■ **PROBLEM TO WORK ON**: Copy each line below without leaving any out.

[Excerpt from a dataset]
-----

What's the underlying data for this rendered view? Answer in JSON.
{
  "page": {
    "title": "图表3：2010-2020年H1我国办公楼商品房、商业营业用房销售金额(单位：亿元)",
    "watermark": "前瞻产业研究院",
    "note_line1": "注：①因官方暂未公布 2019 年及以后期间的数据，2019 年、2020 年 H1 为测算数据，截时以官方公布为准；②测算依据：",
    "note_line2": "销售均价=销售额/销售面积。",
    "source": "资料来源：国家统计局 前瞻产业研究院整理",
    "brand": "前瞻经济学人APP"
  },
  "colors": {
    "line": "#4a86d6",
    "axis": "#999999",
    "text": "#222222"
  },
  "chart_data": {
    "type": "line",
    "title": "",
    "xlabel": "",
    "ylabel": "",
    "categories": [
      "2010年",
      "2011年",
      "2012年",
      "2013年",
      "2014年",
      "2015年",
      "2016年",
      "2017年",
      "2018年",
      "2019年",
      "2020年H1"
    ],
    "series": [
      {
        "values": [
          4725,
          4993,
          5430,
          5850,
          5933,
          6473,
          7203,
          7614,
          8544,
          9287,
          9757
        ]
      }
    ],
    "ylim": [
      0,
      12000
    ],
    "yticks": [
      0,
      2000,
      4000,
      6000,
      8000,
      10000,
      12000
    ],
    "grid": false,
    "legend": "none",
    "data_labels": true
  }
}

-----

■ **RESPONSE FOR THIS EXERCISE**:
What's the underlying data for this rendered view? Answer in JSON.
{
  "page": {
    "title": "图表3：2010-2020年H1我国办公楼商品房、商业营业用房销售金额(单位：亿元)",
    "watermark": "前瞻产业研究院",
    "note_line1": "注：①因官方暂未公布 2019 年及以后期间的数据，2019 年、2020 年 H1 为测算数据，截时以官方公布为准；②测算依据：",
    "note_line2": "销售均价=销售额/销售面积。",
    "source": "资料来源：国家统计局 前瞻产业研究院整理",
    "brand": "前瞻经济学人APP"
  },
  "colors": {
    "line": "#4a86d6",
    "axis": "#999999",
    "text": "#222222"
  },
  "chart_data": {
    "type": "line",
    "title": "",
    "xlabel": "",
    "ylabel": "",
    "categories": [
      "2010年",
      "2011年",
      "2012年",
      "2013年",
      "2014年",
      "2015年",
      "2016年",
      "2017年",
      "2018年",
      "2019年",
      "2020年H1"
    ],
    "series": [
      {
        "values": [
          4725,
          4993,
          5430,
          5850,
          5933,
          6473,
          7203,
          7614,
          8544,
          9287,
          9757
        ]
      }
    ],
    "ylim": [
      0,
      12000
    ],
    "yticks": [
      0,
      2000,
      4000,
      6000,
      8000,
      10000,
      12000
    ],
    "grid": false,
    "legend": "none",
    "data_labels": true
  }
}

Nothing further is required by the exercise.